Requirement
Copy out all lines of the records in which the word "Józef" appears.

>>>

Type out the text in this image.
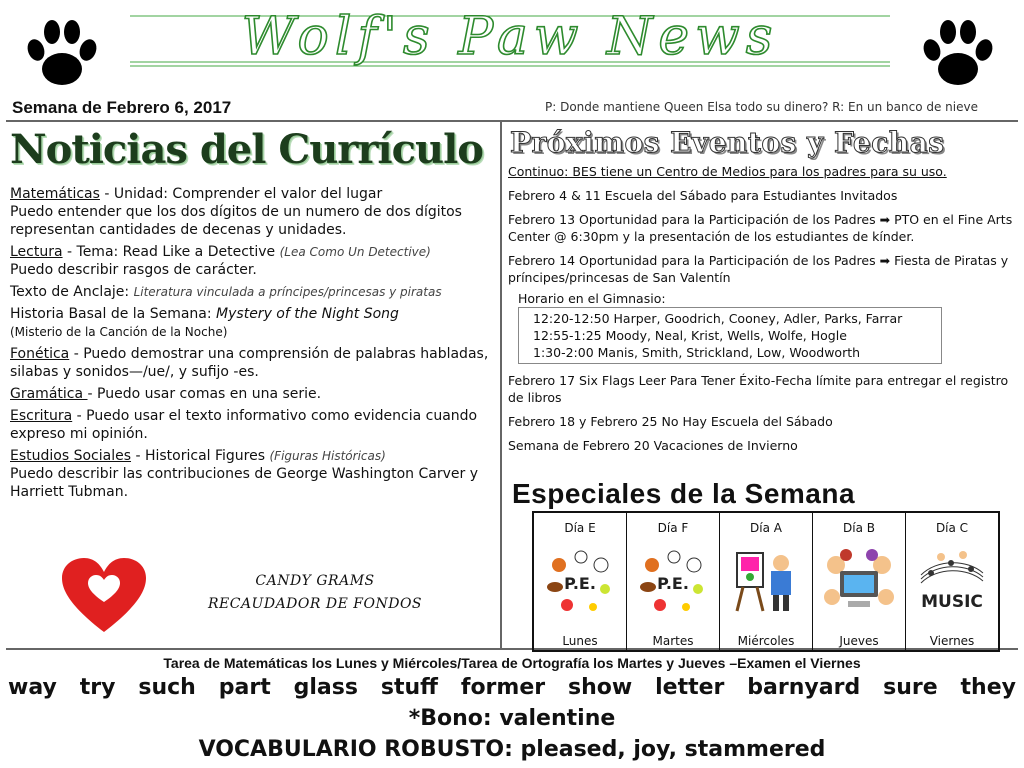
Wolf's Paw News
Semana de Febrero 6, 2017	P: Donde mantiene Queen Elsa todo su dinero? R: En un banco de nieve
Noticias del Currículo

Matemáticas - Unidad: Comprender el valor del lugar
Puedo entender que los dos dígitos de un numero de dos dígitos representan cantidades de decenas y unidades.

Lectura - Tema: Read Like a Detective (Lea Como Un Detective)
Puedo describir rasgos de carácter.

Texto de Anclaje: Literatura vinculada a príncipes/princesas y piratas

Historia Basal de la Semana: Mystery of the Night Song
(Misterio de la Canción de la Noche)

Fonética - Puedo demostrar una comprensión de palabras habladas, silabas y sonidos—/ue/, y sufijo -es.

Gramática - Puedo usar comas en una serie.

Escritura - Puedo usar el texto informativo como evidencia cuando expreso mi opinión.

Estudios Sociales - Historical Figures (Figuras Históricas)
Puedo describir las contribuciones de George Washington Carver y Harriett Tubman.

CANDY GRAMS
RECAUDADOR DE FONDOS
Próximos Eventos y Fechas

Continuo: BES tiene un Centro de Medios para los padres para su uso.

Febrero 4 & 11 Escuela del Sábado para Estudiantes Invitados

Febrero 13 Oportunidad para la Participación de los Padres ➡ PTO en el Fine Arts Center @ 6:30pm y la presentación de los estudiantes de kínder.

Febrero 14 Oportunidad para la Participación de los Padres ➡ Fiesta de Piratas y príncipes/princesas de San Valentín

Horario en el Gimnasio:
12:20-12:50 Harper, Goodrich, Cooney, Adler, Parks, Farrar
12:55-1:25 Moody, Neal, Krist, Wells, Wolfe, Hogle
1:30-2:00 Manis, Smith, Strickland, Low, Woodworth

Febrero 17 Six Flags Leer Para Tener Éxito-Fecha límite para entregar el registro de libros

Febrero 18 y Febrero 25 No Hay Escuela del Sábado

Semana de Febrero 20 Vacaciones de Invierno

Especiales de la Semana
Día E
P.E.
Lunes
Día F
P.E.
Martes
Día A
Miércoles
Día B
Jueves
Día C
MUSIC
Viernes
Tarea de Matemáticas los Lunes y Miércoles/Tarea de Ortografía los Martes y Jueves –Examen el Viernes
way try such part glass stuff former show letter barnyard sure they
*Bono: valentine
VOCABULARIO ROBUSTO: pleased, joy, stammered
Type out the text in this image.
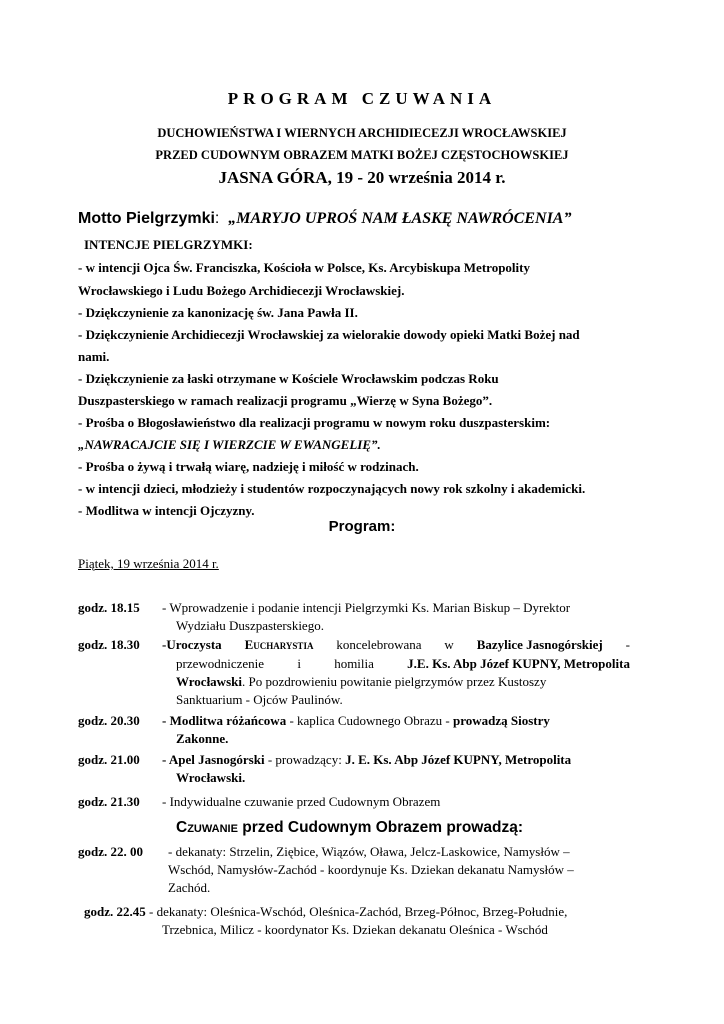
PROGRAM CZUWANIA
DUCHOWIEŃSTWA I WIERNYCH ARCHIDIECEZJI WROCŁAWSKIEJ
PRZED CUDOWNYM OBRAZEM MATKI BOŻEJ CZĘSTOCHOWSKIEJ
JASNA GÓRA, 19 - 20 września 2014 r.
Motto Pielgrzymki:  „MARYJO UPROŚ NAM ŁASKĘ NAWRÓCENIA”
INTENCJE PIELGRZYMKI:
- w intencji Ojca Św. Franciszka, Kościoła w Polsce, Ks. Arcybiskupa Metropolity
Wrocławskiego i Ludu Bożego Archidiecezji Wrocławskiej.
- Dziękczynienie za kanonizację św. Jana Pawła II.
- Dziękczynienie Archidiecezji Wrocławskiej za wielorakie dowody opieki Matki Bożej nad
nami.
- Dziękczynienie za łaski otrzymane w Kościele Wrocławskim podczas Roku
Duszpasterskiego w ramach realizacji programu „Wierzę w Syna Bożego”.
- Prośba o Błogosławieństwo dla realizacji programu w nowym roku duszpasterskim:
„NAWRACAJCIE SIĘ I WIERZCIE W EWANGELIĘ”.
- Prośba o żywą i trwałą wiarę, nadzieję i miłość w rodzinach.
- w intencji dzieci, młodzieży i studentów rozpoczynających nowy rok szkolny i akademicki.
- Modlitwa w intencji Ojczyzny.
Program:
Piątek, 19 września 2014 r.
godz. 18.15 - Wprowadzenie i podanie intencji Pielgrzymki Ks. Marian Biskup – Dyrektor
Wydziału Duszpasterskiego.
godz. 18.30 -Uroczysta Eucharystia koncelebrowana w Bazylice Jasnogórskiej -
przewodniczenie	i	homilia	J.E. Ks. Abp Józef KUPNY, Metropolita
Wrocławski. Po pozdrowieniu powitanie pielgrzymów przez Kustoszy
Sanktuarium - Ojców Paulinów.
godz. 20.30 - Modlitwa różańcowa - kaplica Cudownego Obrazu - prowadzą Siostry
Zakonne.
godz. 21.00 - Apel Jasnogórski - prowadzący: J. E. Ks. Abp Józef KUPNY, Metropolita
Wrocławski.
godz. 21.30 - Indywidualne czuwanie przed Cudownym Obrazem
Czuwanie przed Cudownym Obrazem prowadzą:
godz. 22. 00 - dekanaty: Strzelin, Ziębice, Wiązów, Oława, Jelcz-Laskowice, Namysłów –
Wschód, Namysłów-Zachód - koordynuje Ks. Dziekan dekanatu Namysłów –
Zachód.
godz. 22.45 - dekanaty: Oleśnica-Wschód, Oleśnica-Zachód, Brzeg-Północ, Brzeg-Południe,
Trzebnica, Milicz - koordynator Ks. Dziekan dekanatu Oleśnica - Wschód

<<<

Written answer
przewodniczenie	i	homilia	J.E. Ks. Abp Józef KUPNY, Metropolita
godz. 21.00 - Apel Jasnogórski - prowadzący: J. E. Ks. Abp Józef KUPNY, Metropolita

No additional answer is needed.